*EXERCISE INSTRUCTIONS*
Compile every line that includes the word "результатам".

((

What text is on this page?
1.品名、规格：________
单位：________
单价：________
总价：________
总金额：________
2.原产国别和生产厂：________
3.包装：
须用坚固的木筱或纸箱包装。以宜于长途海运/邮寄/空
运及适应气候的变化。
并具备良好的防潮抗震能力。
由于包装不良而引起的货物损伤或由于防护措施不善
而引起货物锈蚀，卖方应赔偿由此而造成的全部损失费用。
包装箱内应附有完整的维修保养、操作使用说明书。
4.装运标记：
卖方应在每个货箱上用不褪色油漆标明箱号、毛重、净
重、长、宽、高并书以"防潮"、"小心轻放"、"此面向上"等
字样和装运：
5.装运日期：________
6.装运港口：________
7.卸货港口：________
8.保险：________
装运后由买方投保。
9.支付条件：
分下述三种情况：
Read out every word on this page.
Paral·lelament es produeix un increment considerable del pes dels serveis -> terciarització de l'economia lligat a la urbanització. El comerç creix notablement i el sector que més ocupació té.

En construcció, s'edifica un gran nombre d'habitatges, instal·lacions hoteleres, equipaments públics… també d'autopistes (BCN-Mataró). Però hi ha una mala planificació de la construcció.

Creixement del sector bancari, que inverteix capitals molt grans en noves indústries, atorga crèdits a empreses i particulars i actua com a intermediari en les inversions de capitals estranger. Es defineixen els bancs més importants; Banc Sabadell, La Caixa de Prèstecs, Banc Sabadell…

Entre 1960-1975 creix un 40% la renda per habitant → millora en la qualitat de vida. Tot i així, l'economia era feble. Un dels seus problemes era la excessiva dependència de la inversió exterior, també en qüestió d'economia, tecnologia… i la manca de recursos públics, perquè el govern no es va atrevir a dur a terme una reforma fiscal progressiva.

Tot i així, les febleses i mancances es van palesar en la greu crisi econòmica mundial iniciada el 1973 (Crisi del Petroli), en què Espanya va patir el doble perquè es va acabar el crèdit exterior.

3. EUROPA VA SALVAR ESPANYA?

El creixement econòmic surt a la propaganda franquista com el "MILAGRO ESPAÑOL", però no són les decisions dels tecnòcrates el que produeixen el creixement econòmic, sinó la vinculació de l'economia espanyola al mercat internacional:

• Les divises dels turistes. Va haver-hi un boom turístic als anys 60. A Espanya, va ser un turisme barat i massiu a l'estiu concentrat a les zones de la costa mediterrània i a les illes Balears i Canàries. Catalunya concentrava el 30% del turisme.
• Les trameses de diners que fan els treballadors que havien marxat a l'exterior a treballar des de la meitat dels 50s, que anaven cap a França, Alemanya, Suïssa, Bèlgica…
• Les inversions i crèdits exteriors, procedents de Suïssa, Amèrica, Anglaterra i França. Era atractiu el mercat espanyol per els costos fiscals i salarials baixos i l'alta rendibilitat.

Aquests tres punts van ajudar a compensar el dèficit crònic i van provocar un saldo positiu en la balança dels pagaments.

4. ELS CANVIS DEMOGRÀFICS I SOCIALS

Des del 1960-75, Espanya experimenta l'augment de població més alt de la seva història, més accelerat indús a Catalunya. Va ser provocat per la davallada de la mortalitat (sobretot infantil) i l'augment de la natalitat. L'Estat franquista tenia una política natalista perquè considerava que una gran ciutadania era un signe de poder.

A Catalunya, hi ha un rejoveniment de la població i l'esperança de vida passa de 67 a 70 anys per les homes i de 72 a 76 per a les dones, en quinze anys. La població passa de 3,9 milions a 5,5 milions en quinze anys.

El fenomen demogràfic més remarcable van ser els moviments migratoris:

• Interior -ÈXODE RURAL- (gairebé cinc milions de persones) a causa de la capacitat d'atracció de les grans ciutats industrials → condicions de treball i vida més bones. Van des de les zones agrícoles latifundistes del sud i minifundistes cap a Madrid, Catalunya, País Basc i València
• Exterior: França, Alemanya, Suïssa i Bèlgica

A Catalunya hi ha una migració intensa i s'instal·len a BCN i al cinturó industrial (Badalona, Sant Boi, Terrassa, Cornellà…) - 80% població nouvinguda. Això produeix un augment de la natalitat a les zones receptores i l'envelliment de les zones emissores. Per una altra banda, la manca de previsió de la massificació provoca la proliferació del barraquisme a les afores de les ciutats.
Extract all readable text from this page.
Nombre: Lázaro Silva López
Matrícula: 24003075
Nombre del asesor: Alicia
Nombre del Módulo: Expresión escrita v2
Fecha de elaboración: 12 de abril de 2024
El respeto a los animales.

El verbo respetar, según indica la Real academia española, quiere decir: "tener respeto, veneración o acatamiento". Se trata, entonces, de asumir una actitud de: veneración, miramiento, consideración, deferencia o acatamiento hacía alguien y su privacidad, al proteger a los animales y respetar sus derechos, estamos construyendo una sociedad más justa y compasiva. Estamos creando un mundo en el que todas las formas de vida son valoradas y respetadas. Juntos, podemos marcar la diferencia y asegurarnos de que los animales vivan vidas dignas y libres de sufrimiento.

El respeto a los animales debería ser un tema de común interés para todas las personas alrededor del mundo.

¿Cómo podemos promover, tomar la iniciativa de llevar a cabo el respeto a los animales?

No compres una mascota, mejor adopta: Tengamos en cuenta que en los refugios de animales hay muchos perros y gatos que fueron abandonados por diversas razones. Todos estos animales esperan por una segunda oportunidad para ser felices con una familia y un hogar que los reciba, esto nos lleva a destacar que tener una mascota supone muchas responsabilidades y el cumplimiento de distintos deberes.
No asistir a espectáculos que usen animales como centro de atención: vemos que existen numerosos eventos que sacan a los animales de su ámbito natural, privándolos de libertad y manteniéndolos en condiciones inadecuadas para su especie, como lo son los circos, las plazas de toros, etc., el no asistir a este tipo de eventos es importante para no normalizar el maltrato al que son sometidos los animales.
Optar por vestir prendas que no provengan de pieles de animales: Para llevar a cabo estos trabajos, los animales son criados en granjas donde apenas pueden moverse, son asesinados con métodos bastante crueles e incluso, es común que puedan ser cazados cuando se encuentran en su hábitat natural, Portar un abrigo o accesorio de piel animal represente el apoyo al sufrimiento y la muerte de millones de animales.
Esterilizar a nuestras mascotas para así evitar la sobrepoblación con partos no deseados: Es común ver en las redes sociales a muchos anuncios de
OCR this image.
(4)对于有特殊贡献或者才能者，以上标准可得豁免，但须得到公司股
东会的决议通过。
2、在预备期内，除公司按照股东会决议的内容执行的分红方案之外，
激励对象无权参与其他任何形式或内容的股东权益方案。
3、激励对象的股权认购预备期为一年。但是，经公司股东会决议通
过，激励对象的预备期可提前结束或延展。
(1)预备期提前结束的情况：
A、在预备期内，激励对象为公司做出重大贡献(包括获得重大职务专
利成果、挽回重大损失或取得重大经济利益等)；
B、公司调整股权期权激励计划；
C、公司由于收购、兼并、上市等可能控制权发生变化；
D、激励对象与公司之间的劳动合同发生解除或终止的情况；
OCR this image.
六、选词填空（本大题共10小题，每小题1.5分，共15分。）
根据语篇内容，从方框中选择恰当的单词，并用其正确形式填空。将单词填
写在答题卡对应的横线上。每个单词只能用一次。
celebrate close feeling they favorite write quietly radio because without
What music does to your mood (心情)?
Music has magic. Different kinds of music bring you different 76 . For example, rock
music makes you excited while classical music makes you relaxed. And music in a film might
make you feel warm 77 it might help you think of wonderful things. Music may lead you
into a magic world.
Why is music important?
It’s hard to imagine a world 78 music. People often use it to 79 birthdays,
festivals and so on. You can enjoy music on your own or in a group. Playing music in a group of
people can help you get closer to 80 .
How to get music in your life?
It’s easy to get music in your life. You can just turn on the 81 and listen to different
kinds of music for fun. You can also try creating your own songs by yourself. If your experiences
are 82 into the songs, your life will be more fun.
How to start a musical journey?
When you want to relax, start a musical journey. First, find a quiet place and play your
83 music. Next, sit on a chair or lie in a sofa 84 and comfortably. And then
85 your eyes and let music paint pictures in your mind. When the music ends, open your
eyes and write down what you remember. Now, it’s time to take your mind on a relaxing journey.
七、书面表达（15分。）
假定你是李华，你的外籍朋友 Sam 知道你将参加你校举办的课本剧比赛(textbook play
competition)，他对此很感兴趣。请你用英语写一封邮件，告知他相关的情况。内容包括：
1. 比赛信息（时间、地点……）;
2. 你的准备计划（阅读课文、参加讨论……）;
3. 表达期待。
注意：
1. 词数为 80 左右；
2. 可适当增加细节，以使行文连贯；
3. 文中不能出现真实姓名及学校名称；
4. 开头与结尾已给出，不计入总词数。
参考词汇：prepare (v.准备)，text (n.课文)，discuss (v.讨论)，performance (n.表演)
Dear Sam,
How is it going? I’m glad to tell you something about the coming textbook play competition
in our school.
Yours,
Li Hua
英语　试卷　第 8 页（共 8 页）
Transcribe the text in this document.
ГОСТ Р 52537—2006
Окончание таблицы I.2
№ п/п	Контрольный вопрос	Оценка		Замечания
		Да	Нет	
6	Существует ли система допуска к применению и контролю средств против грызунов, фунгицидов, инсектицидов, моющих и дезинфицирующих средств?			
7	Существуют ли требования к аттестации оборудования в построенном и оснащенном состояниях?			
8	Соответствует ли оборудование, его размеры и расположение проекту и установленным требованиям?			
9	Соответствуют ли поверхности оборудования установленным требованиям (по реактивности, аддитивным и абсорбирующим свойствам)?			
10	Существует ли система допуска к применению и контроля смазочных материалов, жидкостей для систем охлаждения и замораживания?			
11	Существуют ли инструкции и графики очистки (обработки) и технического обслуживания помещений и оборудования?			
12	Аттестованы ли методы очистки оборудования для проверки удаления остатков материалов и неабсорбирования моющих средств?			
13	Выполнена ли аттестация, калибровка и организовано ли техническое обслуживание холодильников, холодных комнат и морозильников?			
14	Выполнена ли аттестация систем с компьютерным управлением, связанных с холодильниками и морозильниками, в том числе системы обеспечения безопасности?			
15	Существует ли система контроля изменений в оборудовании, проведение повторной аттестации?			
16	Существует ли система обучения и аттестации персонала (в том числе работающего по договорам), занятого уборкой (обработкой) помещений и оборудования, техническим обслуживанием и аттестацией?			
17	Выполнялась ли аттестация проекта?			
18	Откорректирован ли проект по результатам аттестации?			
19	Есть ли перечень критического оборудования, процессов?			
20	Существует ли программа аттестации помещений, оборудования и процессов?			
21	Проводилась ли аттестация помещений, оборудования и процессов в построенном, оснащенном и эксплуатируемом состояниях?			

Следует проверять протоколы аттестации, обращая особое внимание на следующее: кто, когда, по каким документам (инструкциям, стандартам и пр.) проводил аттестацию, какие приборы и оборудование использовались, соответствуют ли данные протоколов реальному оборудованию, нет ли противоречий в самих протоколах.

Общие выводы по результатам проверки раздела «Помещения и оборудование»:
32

))

*REPLY*
18	Откорректирован ли проект по результатам аттестации?			
Общие выводы по результатам проверки раздела «Помещения и оборудование»:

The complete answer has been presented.